### Information given ###
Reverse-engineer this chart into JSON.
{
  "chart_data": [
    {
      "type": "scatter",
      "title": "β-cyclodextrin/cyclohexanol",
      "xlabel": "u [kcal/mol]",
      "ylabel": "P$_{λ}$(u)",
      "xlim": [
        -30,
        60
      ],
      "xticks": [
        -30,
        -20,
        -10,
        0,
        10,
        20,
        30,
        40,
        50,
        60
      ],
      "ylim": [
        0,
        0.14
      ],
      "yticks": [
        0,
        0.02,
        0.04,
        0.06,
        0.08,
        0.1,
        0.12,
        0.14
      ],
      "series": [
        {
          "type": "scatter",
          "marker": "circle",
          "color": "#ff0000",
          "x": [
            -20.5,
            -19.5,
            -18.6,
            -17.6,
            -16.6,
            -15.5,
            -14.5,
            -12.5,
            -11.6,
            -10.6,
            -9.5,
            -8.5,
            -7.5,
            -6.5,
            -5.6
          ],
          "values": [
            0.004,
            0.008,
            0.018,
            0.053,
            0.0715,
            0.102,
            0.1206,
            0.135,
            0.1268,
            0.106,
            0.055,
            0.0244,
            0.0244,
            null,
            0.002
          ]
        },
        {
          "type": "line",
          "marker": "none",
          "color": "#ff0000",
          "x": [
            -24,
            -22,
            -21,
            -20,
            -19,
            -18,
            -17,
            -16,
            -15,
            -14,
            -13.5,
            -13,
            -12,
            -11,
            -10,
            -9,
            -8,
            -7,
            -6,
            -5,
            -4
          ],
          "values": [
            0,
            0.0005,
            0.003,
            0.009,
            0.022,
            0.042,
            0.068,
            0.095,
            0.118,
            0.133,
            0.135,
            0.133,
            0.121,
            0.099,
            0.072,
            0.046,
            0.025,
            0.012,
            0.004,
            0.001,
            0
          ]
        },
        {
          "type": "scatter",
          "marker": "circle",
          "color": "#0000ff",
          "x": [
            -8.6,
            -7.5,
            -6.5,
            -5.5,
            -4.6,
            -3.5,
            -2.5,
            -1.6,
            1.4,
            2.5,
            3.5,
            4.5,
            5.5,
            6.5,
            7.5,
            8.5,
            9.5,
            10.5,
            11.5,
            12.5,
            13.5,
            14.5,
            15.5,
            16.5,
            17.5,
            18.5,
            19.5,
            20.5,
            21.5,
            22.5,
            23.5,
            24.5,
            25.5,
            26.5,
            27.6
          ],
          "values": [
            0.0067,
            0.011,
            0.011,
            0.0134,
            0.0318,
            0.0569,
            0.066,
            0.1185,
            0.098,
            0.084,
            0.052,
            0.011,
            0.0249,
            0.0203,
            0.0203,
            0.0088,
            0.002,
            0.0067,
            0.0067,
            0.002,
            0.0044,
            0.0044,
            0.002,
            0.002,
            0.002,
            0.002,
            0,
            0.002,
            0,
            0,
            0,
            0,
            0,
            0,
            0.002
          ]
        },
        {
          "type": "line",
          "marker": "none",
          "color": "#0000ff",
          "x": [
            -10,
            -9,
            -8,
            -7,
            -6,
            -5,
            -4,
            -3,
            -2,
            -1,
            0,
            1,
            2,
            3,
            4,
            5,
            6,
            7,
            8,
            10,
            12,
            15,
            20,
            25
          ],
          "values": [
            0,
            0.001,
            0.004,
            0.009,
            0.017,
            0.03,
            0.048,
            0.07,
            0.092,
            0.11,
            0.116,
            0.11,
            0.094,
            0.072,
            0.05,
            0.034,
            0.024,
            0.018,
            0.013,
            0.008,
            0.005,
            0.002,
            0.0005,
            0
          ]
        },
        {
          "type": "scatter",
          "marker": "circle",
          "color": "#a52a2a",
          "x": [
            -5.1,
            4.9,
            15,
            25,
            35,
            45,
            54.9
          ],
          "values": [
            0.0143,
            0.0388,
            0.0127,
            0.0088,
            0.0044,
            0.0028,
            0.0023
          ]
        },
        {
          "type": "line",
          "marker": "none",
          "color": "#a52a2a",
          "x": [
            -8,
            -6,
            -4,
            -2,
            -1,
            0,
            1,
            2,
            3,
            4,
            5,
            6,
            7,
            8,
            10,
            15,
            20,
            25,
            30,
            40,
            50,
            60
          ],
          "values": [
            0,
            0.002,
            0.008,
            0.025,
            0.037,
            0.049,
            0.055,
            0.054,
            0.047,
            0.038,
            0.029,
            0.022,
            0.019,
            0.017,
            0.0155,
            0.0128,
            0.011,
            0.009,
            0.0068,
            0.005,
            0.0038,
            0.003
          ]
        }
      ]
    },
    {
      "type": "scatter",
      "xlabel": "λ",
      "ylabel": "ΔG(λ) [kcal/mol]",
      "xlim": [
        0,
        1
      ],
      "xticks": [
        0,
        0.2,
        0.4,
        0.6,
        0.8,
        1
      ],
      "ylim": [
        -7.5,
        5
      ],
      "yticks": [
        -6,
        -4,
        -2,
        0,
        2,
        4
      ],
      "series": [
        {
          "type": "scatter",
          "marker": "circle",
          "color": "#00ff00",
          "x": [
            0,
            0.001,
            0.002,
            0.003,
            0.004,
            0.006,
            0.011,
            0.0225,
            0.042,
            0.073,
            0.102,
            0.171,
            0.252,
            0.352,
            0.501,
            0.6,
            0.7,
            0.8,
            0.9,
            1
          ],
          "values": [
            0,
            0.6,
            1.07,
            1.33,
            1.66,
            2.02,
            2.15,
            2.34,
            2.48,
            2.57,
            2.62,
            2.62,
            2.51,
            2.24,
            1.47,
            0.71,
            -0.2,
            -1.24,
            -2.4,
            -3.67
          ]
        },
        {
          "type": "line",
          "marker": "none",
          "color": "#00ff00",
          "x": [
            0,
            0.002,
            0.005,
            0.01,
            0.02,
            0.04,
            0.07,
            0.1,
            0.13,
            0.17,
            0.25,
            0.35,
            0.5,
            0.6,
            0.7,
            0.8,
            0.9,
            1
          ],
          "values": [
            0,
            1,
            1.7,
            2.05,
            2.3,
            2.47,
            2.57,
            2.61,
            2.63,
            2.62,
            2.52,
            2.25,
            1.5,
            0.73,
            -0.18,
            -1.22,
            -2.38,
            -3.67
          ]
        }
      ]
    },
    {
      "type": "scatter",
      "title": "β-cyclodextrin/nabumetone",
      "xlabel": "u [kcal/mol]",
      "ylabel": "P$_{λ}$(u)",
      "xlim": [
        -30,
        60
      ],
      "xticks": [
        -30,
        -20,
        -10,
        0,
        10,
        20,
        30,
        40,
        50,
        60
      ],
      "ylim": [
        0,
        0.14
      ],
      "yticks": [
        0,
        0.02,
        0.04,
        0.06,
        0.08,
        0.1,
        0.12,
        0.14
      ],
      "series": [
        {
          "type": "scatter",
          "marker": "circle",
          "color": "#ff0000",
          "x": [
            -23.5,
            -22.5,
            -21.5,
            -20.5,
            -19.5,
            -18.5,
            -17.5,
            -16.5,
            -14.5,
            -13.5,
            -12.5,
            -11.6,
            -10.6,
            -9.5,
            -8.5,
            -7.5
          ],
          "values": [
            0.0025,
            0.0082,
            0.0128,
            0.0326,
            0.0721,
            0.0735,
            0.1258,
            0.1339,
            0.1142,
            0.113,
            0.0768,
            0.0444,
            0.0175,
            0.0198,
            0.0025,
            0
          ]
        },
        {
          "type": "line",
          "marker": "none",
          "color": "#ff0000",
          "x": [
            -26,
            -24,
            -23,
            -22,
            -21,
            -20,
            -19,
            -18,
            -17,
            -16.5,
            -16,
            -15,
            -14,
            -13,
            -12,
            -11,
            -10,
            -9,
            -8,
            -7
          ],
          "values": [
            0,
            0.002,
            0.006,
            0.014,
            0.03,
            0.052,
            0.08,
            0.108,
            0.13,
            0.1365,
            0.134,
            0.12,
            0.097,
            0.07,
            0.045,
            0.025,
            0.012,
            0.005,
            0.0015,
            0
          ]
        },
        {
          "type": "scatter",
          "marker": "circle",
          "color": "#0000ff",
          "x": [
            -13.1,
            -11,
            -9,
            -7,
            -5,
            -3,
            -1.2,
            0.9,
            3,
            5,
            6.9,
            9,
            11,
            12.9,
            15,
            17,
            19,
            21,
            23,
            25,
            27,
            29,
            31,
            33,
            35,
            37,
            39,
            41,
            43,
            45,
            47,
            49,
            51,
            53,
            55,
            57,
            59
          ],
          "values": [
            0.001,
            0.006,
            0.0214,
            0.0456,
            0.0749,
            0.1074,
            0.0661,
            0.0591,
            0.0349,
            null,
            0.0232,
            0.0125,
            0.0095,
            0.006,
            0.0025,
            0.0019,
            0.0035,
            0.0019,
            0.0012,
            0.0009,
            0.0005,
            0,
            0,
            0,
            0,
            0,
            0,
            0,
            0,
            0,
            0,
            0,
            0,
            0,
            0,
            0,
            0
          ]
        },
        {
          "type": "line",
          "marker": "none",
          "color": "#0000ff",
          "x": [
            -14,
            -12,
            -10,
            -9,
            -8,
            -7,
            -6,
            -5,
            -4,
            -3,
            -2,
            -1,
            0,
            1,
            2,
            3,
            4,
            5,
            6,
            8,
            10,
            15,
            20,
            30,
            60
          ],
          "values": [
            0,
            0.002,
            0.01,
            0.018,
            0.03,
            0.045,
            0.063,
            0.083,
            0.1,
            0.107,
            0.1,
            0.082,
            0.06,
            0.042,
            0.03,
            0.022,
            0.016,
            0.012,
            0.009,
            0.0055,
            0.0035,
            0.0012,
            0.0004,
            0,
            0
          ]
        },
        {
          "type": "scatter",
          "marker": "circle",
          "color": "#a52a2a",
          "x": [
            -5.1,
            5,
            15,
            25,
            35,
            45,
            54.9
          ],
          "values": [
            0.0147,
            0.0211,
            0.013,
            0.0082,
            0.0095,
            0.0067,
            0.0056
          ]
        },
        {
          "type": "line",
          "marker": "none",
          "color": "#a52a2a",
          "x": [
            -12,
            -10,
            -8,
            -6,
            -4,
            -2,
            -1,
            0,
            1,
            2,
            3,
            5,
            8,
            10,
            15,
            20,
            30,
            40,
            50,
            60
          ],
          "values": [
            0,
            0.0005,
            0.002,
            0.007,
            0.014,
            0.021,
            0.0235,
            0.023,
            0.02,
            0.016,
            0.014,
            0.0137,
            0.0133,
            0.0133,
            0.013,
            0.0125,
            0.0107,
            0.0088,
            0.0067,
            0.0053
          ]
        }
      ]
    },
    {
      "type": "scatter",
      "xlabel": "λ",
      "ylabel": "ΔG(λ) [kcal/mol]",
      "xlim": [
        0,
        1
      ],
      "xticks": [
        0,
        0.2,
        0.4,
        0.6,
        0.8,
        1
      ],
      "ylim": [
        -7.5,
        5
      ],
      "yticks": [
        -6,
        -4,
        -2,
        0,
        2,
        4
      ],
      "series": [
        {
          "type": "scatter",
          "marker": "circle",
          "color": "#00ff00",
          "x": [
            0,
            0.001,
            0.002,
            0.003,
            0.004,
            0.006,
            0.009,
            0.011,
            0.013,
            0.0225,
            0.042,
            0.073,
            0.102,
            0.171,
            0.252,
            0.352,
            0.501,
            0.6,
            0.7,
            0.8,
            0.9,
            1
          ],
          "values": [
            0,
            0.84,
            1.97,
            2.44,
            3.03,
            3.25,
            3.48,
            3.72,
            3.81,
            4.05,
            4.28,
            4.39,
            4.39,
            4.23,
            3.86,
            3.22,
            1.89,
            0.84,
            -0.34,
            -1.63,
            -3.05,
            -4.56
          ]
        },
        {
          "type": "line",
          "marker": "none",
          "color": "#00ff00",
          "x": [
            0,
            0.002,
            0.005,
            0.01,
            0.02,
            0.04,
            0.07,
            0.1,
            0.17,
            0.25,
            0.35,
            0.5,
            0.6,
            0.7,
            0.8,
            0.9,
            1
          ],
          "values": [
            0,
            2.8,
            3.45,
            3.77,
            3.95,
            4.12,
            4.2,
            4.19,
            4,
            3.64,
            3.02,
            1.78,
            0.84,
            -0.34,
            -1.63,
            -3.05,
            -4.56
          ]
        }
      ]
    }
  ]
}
###
# [Task instructions]
Scan the listing above. Gather each line that contains the word "cyclodextrin".

# [Exercise result]
      "title": "β-cyclodextrin/cyclohexanol",
      "title": "β-cyclodextrin/nabumetone",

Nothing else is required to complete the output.